**Your objective**
Write the next part of the text on statistical modeling of the high altitude platform dual-polarized MIMO propagation channel, picking up after its final sentence.

>> begin Text

Statistical Modeling of the High Altitude Platform Dual-Polarized MIMO Propagation Channel

Mingchuan Yang , Shuo Zhang , Xinye Shao , Qing Guo , Wenyan Tang

1 Communication Research Center, Harbin Institute of Technology, Harbin, 150080, China.

2 Instrument Science and Technology postdoctoral Station, Harbin Institute of Technology

* The corresponding author, Email: mcyang@hit.edu.cn

I. INTRODUCTION

For the past few years, with the rapid development of Chinese railway, an increasing number of passengers are expecting to enjoy smooth Internet access based on wireless local area networks (WLAN) [1]. Thus, the demand becomes stronger for high-speed trains to provide digital, wireless mobile and broadband integrated services. If the traditional cellular mobile system is applied, the signal has to switch frequently between different cellular when the train is traveling along the railway. Then efficient and complex hand off algorithms need to be developed, and the cost and complexity of the system will increase.

Currently, a novel solution is to adopt high altitude platform technique. High altitude platform utilizes airship which locates at 17-22km to be the “aerial base station” [2-4]. And it combines the advantages of both the satellite communication system and the terrestrial cellular mobile communication system. On one hand, it does not need many terrestrial infrastructures; On the other hand, it has characteristics of large coverage area, low propagation delays and broadband capability,and these characteristics make HAP suitable to provide communication service for high speed mobile terminal [5-7]. Modeling the wireless communication channel is the most fundamental step to develop the HAP communication system, and up to now, there are much research setting up channel models for HAP communication system [8, 9]. Among these research, most of them are single-input and single-output channel models based on first-order three-state Markov chain, which describe channel characteristics under typical different environments. Their main limit is that they neglect to consider comprehensively both the channel temporal characteristics(Doppler fading, shadowing) and the spatial characteristics during the fading process. And at the same time, they lack detailed analysis of the factors that influence the channel capacity.Thus, in terms of HAP system, it is urgent to put forward a comprehensive channel model which can describe its spatiotemporal domain characteristics.

>> end Text
>> begin Extracted records

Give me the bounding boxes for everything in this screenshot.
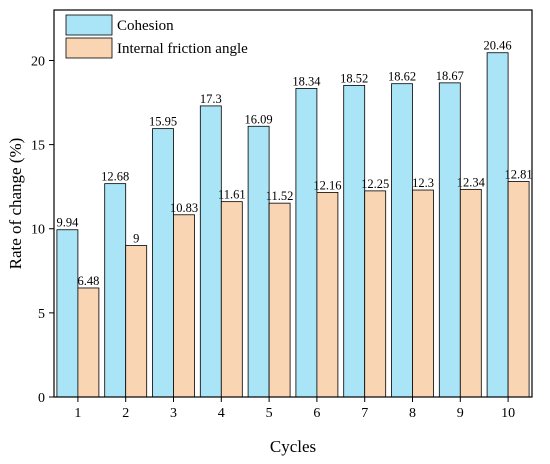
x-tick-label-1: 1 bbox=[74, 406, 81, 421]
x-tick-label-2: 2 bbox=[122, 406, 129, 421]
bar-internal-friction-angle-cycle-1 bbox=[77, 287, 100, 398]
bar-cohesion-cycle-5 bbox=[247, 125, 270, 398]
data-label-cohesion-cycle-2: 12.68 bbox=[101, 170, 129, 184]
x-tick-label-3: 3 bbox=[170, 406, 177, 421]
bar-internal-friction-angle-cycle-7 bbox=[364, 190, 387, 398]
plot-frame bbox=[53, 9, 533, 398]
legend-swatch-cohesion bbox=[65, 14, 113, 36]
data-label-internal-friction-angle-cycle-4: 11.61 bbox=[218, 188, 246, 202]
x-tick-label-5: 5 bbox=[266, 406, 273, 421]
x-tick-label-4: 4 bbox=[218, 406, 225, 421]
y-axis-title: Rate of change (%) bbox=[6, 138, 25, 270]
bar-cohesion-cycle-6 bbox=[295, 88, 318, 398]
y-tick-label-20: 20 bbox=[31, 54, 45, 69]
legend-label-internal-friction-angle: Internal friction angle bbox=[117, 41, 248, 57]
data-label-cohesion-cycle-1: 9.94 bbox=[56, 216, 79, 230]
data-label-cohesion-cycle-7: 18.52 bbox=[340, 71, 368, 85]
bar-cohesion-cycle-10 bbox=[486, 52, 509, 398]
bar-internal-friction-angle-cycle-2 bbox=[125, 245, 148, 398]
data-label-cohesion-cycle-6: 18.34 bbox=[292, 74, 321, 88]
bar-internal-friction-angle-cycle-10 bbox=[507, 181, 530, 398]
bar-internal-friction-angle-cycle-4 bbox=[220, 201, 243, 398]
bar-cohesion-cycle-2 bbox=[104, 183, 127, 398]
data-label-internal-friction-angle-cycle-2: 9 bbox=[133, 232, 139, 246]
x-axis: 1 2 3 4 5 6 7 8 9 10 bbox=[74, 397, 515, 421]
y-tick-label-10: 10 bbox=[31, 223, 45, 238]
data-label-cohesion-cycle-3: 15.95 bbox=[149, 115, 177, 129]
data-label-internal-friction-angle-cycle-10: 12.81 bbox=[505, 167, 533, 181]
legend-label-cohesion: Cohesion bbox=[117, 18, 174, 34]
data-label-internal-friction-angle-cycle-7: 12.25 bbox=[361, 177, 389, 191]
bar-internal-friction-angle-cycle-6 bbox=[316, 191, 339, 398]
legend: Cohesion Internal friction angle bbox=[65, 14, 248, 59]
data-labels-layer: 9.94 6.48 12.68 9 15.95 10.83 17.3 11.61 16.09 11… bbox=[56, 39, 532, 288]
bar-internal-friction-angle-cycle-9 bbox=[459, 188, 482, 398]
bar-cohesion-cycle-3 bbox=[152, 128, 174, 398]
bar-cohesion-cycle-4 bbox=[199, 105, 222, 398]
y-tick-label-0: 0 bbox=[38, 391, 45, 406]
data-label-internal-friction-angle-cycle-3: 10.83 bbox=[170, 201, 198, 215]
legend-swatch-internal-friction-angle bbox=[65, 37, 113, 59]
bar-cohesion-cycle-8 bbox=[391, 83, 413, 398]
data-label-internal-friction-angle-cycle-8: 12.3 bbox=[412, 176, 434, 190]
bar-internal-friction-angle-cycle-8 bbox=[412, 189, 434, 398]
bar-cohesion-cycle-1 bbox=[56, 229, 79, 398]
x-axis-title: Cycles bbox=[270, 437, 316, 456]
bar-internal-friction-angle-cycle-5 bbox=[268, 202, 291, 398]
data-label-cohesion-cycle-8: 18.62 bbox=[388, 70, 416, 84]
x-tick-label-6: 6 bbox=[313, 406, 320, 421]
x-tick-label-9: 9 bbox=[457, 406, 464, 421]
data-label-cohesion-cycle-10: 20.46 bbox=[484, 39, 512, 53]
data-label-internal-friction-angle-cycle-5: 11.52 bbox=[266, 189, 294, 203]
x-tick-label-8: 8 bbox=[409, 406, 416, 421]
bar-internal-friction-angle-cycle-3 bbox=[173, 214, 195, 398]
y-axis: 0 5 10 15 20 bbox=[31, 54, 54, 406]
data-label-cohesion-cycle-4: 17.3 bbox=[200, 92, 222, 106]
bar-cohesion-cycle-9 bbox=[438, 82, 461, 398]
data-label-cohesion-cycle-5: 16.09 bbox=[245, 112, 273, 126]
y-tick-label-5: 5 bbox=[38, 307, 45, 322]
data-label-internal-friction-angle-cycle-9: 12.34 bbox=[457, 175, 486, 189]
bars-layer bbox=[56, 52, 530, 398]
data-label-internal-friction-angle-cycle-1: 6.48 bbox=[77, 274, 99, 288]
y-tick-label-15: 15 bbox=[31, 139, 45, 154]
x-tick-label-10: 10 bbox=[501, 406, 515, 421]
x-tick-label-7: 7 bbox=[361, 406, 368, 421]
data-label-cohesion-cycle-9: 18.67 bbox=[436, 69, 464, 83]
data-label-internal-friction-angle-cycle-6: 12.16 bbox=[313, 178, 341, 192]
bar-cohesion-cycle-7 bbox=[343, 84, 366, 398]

>> end Extracted records

**Task response**
The appealing gains as well as the occurred problems and challenges, which obtained by satellite MIMO systems, generate a further interest in investigating the applicability of the same principle in HAP systems. In contrast with satellite MIMO system, MIMO HAP system has characteristics of low cost, stable links between platforms, flexible network coverage, etc. Reference [14] emphasizes to analyze adaptive coding and modulation scheme as well as space and platform diversity exploiting in order to increase the reliability of the communication system. And based on multiple HAP constellations, reference [15]analyzes the virtual MIMO technique, proving that the transmit diversity scheme based on space-time block coding (STBC) can decrease the link outage and increase the average spectral efficiency. The above research all adopt spatial diversity technique, and single HAP is assumed as equipped with one antenna, thus multiple HAPs should be launched to form MIMO system. And if single HAP is equipped with multiple antennas, it will be difficult to generate a completely independent fading profile because of the relatively high spatial correlation. Besides, adopting polarization diversity can generate two independently orthorhombic sub-channels on the polarization direction. Thus, it only needs single HAP to consist the MIMO system, which decreases the space and launching cost greatly. However,currently study on the polarization diversity of HAP system is very deficient.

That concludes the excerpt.